— Begin —

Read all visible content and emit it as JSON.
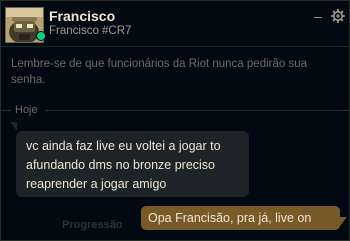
{
  "header": {
    "name": "Francisco",
    "tag": "Francisco #CR7",
    "status": "online",
    "minimize_icon": "minimize-icon",
    "settings_icon": "gear-icon"
  },
  "notice": "Lembre-se de que funcionários da Riot nunca pedirão sua senha.",
  "day_separator": "Hoje",
  "messages": [
    {
      "direction": "incoming",
      "text": "vc ainda faz live eu voltei a jogar to afundando dms no bronze preciso reaprender a jogar amigo"
    },
    {
      "direction": "outgoing",
      "text": "Opa Francisão, pra já, live on"
    }
  ],
  "background_label": "Progressão",
  "colors": {
    "background": "#010a13",
    "incoming_bubble": "#1e2328",
    "outgoing_bubble": "#785a28",
    "text_primary": "#f0e6d2",
    "text_muted": "#6e6a60",
    "status_online": "#0acf83"
  }
}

— End —

WHAT THE TASK ASKS →
In the records above, find each line holding "icon" and copy it.

EXERCISE SOLUTION →
    "minimize_icon": "minimize-icon",
    "settings_icon": "gear-icon"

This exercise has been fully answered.